Each entry below should be echoed exactly, with pictures omitted.

(Data records)
━━━━━━━━━━━━━━━━

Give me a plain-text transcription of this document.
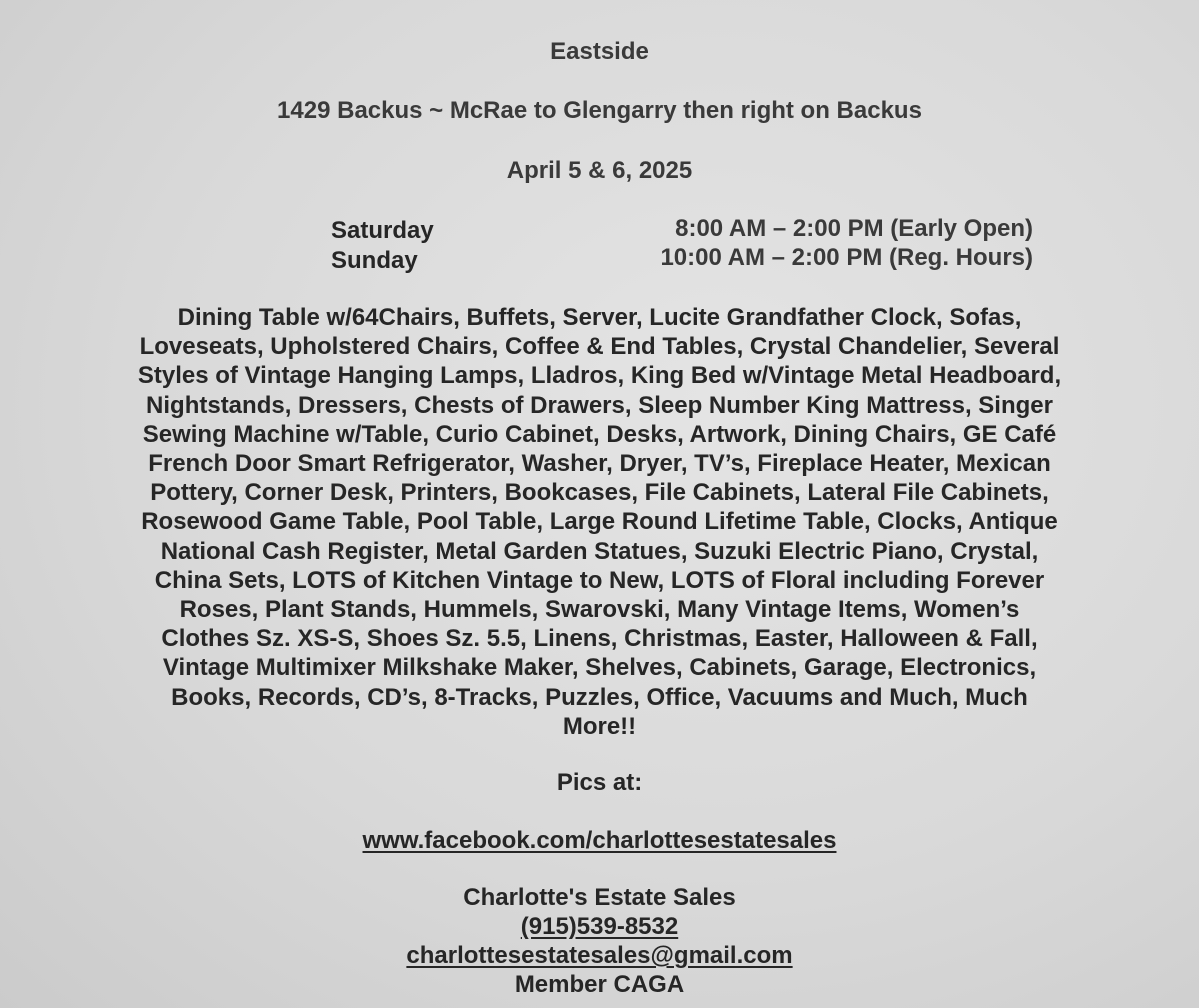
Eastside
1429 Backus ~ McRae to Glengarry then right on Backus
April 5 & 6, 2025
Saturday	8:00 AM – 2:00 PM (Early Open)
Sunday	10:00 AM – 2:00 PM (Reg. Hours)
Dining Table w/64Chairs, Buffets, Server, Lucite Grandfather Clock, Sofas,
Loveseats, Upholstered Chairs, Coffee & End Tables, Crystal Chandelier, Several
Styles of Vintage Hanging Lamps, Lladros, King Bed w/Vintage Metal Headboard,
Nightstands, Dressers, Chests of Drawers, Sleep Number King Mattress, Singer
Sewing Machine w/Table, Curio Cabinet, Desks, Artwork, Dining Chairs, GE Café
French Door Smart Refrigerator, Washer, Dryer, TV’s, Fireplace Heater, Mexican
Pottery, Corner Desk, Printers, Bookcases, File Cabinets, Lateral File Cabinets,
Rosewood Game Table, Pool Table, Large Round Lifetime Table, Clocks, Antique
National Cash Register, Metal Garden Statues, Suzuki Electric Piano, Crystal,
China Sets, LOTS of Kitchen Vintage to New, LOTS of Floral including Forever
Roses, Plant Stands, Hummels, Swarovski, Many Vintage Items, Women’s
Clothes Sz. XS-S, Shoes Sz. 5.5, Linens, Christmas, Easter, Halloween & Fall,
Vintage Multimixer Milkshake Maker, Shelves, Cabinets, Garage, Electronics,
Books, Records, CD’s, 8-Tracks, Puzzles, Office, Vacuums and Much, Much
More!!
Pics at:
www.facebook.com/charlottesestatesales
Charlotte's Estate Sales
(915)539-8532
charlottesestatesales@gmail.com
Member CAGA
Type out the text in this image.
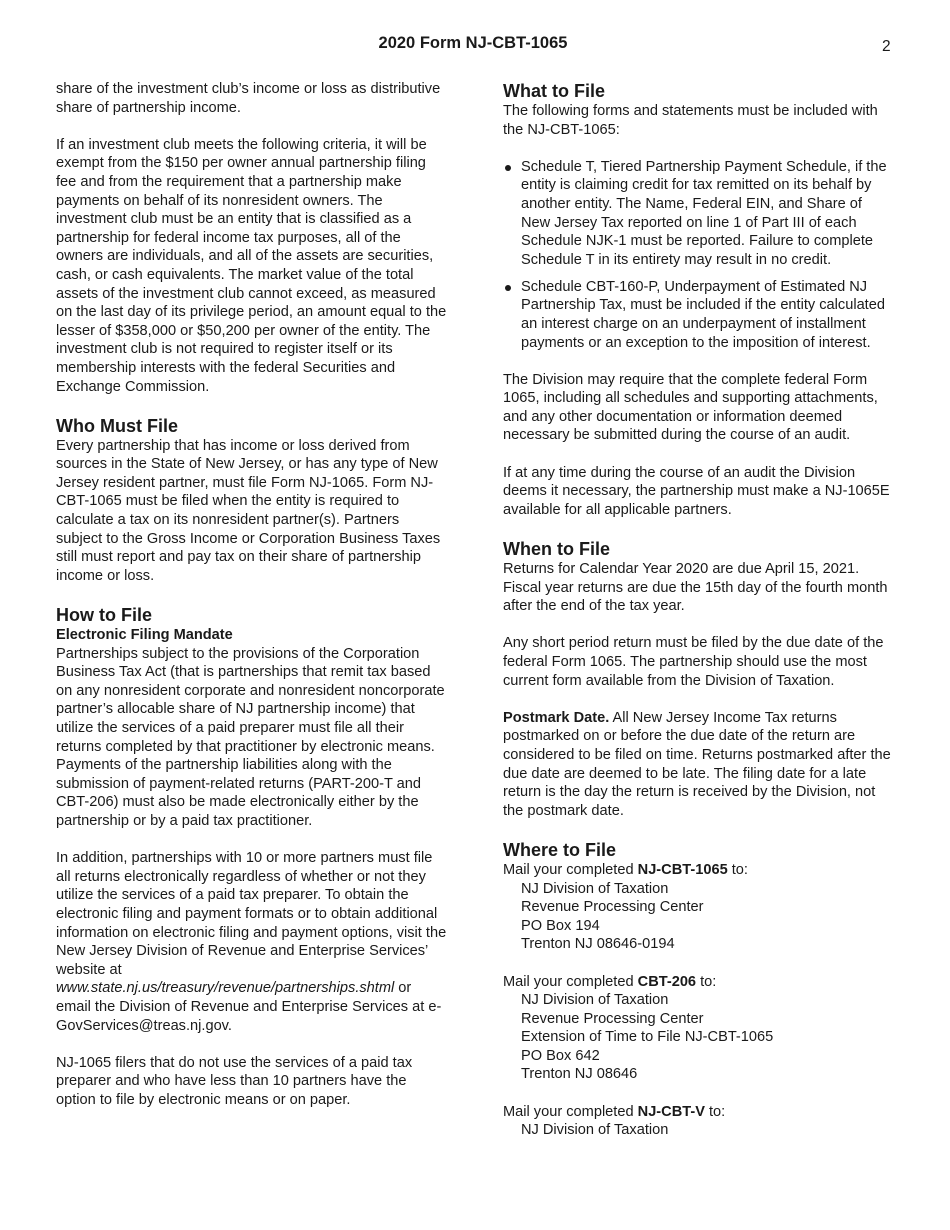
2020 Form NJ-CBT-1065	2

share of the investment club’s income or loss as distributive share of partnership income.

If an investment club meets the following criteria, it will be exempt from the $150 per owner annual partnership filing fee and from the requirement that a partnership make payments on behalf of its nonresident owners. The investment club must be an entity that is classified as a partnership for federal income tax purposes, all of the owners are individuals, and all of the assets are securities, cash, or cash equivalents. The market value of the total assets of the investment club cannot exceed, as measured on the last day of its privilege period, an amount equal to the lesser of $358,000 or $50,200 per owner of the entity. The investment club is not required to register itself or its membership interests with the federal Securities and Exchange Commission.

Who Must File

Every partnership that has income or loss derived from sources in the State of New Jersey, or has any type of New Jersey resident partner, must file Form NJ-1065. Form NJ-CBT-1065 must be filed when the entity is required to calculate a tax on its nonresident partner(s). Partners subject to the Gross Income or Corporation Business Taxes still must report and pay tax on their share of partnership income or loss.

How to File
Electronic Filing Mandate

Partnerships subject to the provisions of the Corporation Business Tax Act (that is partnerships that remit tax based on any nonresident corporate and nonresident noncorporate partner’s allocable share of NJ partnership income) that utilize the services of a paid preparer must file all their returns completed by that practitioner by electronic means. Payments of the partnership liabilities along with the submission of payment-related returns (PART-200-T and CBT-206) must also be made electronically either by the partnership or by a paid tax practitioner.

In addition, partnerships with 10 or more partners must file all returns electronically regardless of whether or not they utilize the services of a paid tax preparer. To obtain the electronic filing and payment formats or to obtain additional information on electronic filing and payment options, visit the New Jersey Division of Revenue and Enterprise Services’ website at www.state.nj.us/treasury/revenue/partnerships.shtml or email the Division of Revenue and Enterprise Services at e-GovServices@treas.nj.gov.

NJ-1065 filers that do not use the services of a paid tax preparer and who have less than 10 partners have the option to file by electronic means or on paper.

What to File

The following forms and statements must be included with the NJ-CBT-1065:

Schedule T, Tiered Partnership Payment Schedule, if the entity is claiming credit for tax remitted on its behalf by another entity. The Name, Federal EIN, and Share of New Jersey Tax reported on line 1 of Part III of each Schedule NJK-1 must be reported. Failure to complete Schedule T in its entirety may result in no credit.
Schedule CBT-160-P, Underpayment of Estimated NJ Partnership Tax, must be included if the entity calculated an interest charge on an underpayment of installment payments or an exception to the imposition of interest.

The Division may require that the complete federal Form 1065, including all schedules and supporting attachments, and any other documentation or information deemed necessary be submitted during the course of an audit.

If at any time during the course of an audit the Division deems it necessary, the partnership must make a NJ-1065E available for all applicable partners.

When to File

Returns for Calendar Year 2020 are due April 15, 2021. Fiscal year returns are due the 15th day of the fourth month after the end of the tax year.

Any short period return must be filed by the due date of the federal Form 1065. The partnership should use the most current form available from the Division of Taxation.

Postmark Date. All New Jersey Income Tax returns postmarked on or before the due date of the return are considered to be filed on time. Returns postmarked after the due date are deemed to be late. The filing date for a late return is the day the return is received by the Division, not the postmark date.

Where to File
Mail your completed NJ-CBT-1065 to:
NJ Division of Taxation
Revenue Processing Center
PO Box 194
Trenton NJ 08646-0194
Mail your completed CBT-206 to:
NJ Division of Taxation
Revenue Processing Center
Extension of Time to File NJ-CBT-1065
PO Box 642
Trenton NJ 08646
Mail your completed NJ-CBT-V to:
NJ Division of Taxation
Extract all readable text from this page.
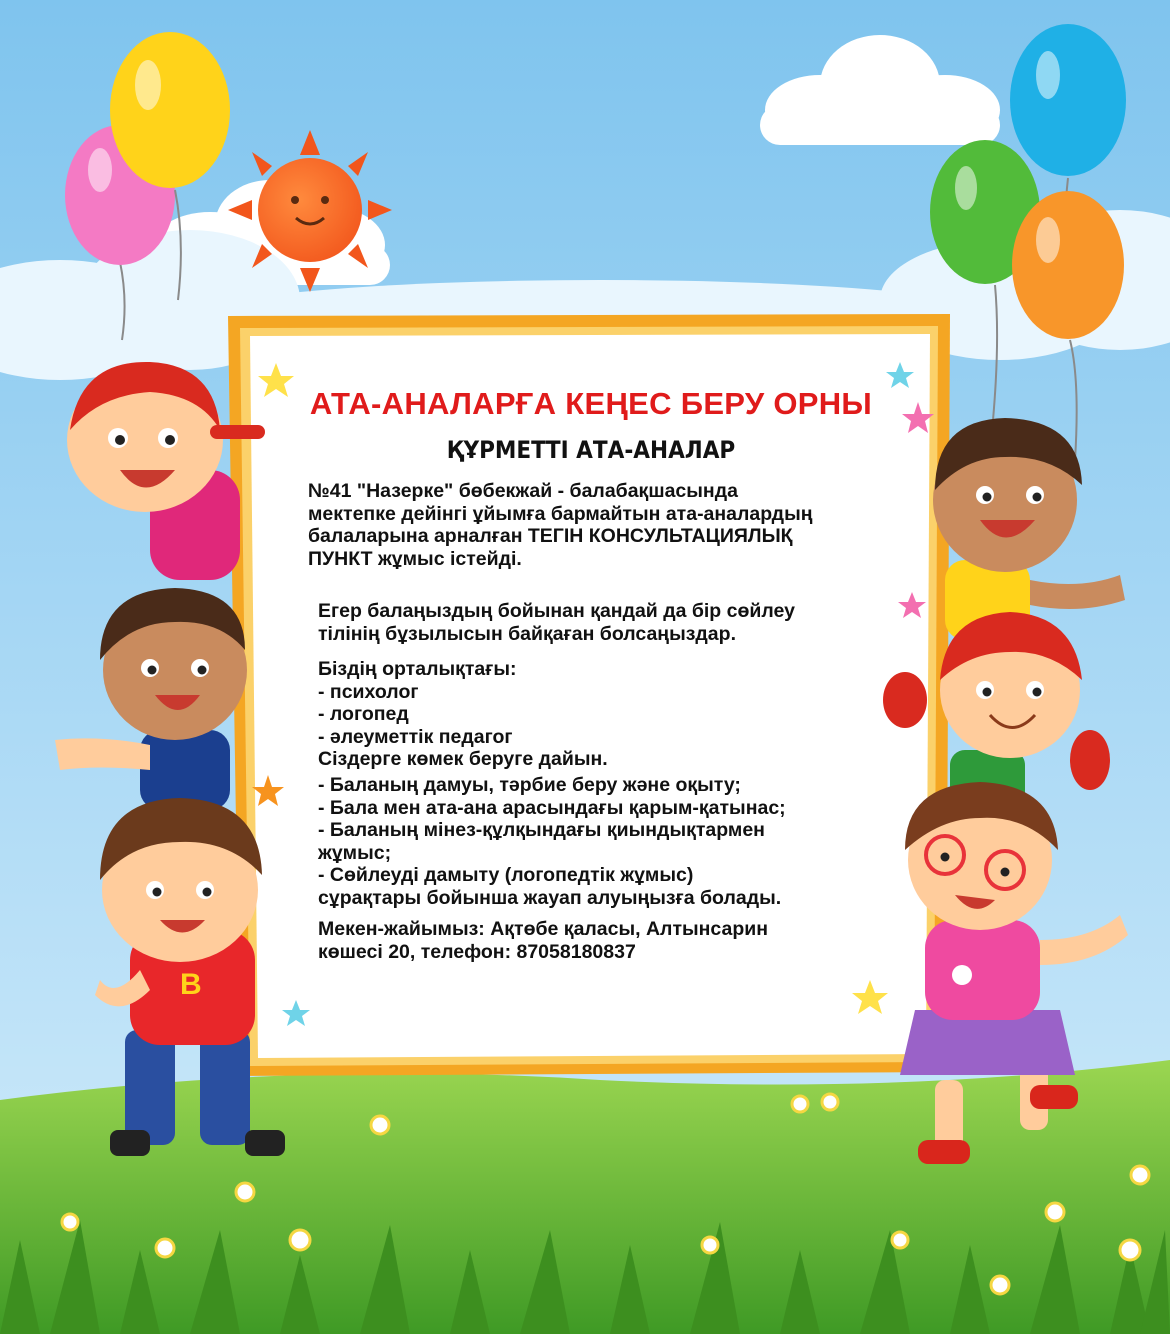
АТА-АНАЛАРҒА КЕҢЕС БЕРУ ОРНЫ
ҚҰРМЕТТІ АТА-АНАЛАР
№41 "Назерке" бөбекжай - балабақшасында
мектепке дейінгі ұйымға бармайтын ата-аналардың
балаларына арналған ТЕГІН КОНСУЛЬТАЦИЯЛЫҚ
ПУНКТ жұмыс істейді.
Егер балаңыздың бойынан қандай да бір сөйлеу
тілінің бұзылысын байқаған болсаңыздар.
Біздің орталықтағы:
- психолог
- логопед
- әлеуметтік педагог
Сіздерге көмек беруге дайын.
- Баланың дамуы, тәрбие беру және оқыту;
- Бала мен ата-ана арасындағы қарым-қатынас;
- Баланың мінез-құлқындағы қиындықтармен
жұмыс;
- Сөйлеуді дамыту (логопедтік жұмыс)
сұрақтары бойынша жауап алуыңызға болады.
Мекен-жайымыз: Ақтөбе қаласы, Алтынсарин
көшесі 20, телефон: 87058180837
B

━━━━━━━━━━━━━━━━

▶ [Reply to the exercise]
Give me a plain-text transcription of this document.
Eastside
1429 Backus ~ McRae to Glengarry then right on Backus
April 5 & 6, 2025
Saturday	8:00 AM – 2:00 PM (Early Open)
Sunday	10:00 AM – 2:00 PM (Reg. Hours)
Dining Table w/64Chairs, Buffets, Server, Lucite Grandfather Clock, Sofas,
Loveseats, Upholstered Chairs, Coffee & End Tables, Crystal Chandelier, Several
Styles of Vintage Hanging Lamps, Lladros, King Bed w/Vintage Metal Headboard,
Nightstands, Dressers, Chests of Drawers, Sleep Number King Mattress, Singer
Sewing Machine w/Table, Curio Cabinet, Desks, Artwork, Dining Chairs, GE Café
French Door Smart Refrigerator, Washer, Dryer, TV’s, Fireplace Heater, Mexican
Pottery, Corner Desk, Printers, Bookcases, File Cabinets, Lateral File Cabinets,
Rosewood Game Table, Pool Table, Large Round Lifetime Table, Clocks, Antique
National Cash Register, Metal Garden Statues, Suzuki Electric Piano, Crystal,
China Sets, LOTS of Kitchen Vintage to New, LOTS of Floral including Forever
Roses, Plant Stands, Hummels, Swarovski, Many Vintage Items, Women’s
Clothes Sz. XS-S, Shoes Sz. 5.5, Linens, Christmas, Easter, Halloween & Fall,
Vintage Multimixer Milkshake Maker, Shelves, Cabinets, Garage, Electronics,
Books, Records, CD’s, 8-Tracks, Puzzles, Office, Vacuums and Much, Much
More!!
Pics at:
www.facebook.com/charlottesestatesales
Charlotte's Estate Sales
(915)539-8532
charlottesestatesales@gmail.com
Member CAGA
Type out the text in this image.
2020 Form NJ-CBT-1065	2

share of the investment club’s income or loss as distributive share of partnership income.

If an investment club meets the following criteria, it will be exempt from the $150 per owner annual partnership filing fee and from the requirement that a partnership make payments on behalf of its nonresident owners. The investment club must be an entity that is classified as a partnership for federal income tax purposes, all of the owners are individuals, and all of the assets are securities, cash, or cash equivalents. The market value of the total assets of the investment club cannot exceed, as measured on the last day of its privilege period, an amount equal to the lesser of $358,000 or $50,200 per owner of the entity. The investment club is not required to register itself or its membership interests with the federal Securities and Exchange Commission.

Who Must File

Every partnership that has income or loss derived from sources in the State of New Jersey, or has any type of New Jersey resident partner, must file Form NJ-1065. Form NJ-CBT-1065 must be filed when the entity is required to calculate a tax on its nonresident partner(s). Partners subject to the Gross Income or Corporation Business Taxes still must report and pay tax on their share of partnership income or loss.

How to File
Electronic Filing Mandate

Partnerships subject to the provisions of the Corporation Business Tax Act (that is partnerships that remit tax based on any nonresident corporate and nonresident noncorporate partner’s allocable share of NJ partnership income) that utilize the services of a paid preparer must file all their returns completed by that practitioner by electronic means. Payments of the partnership liabilities along with the submission of payment-related returns (PART-200-T and CBT-206) must also be made electronically either by the partnership or by a paid tax practitioner.

In addition, partnerships with 10 or more partners must file all returns electronically regardless of whether or not they utilize the services of a paid tax preparer. To obtain the electronic filing and payment formats or to obtain additional information on electronic filing and payment options, visit the New Jersey Division of Revenue and Enterprise Services’ website at www.state.nj.us/treasury/revenue/partnerships.shtml or email the Division of Revenue and Enterprise Services at e-GovServices@treas.nj.gov.

NJ-1065 filers that do not use the services of a paid tax preparer and who have less than 10 partners have the option to file by electronic means or on paper.

What to File

The following forms and statements must be included with the NJ-CBT-1065:

Schedule T, Tiered Partnership Payment Schedule, if the entity is claiming credit for tax remitted on its behalf by another entity. The Name, Federal EIN, and Share of New Jersey Tax reported on line 1 of Part III of each Schedule NJK-1 must be reported. Failure to complete Schedule T in its entirety may result in no credit.
Schedule CBT-160-P, Underpayment of Estimated NJ Partnership Tax, must be included if the entity calculated an interest charge on an underpayment of installment payments or an exception to the imposition of interest.

The Division may require that the complete federal Form 1065, including all schedules and supporting attachments, and any other documentation or information deemed necessary be submitted during the course of an audit.

If at any time during the course of an audit the Division deems it necessary, the partnership must make a NJ-1065E available for all applicable partners.

When to File

Returns for Calendar Year 2020 are due April 15, 2021. Fiscal year returns are due the 15th day of the fourth month after the end of the tax year.

Any short period return must be filed by the due date of the federal Form 1065. The partnership should use the most current form available from the Division of Taxation.

Postmark Date. All New Jersey Income Tax returns postmarked on or before the due date of the return are considered to be filed on time. Returns postmarked after the due date are deemed to be late. The filing date for a late return is the day the return is received by the Division, not the postmark date.

Where to File
Mail your completed NJ-CBT-1065 to:
NJ Division of Taxation
Revenue Processing Center
PO Box 194
Trenton NJ 08646-0194
Mail your completed CBT-206 to:
NJ Division of Taxation
Revenue Processing Center
Extension of Time to File NJ-CBT-1065
PO Box 642
Trenton NJ 08646
Mail your completed NJ-CBT-V to:
NJ Division of Taxation
Extract all readable text from this page.
АТА-АНАЛАРҒА КЕҢЕС БЕРУ ОРНЫ
ҚҰРМЕТТІ АТА-АНАЛАР
№41 "Назерке" бөбекжай - балабақшасында
мектепке дейінгі ұйымға бармайтын ата-аналардың
балаларына арналған ТЕГІН КОНСУЛЬТАЦИЯЛЫҚ
ПУНКТ жұмыс істейді.
Егер балаңыздың бойынан қандай да бір сөйлеу
тілінің бұзылысын байқаған болсаңыздар.
Біздің орталықтағы:
- психолог
- логопед
- әлеуметтік педагог
Сіздерге көмек беруге дайын.
- Баланың дамуы, тәрбие беру және оқыту;
- Бала мен ата-ана арасындағы қарым-қатынас;
- Баланың мінез-құлқындағы қиындықтармен
жұмыс;
- Сөйлеуді дамыту (логопедтік жұмыс)
сұрақтары бойынша жауап алуыңызға болады.
Мекен-жайымыз: Ақтөбе қаласы, Алтынсарин
көшесі 20, телефон: 87058180837
B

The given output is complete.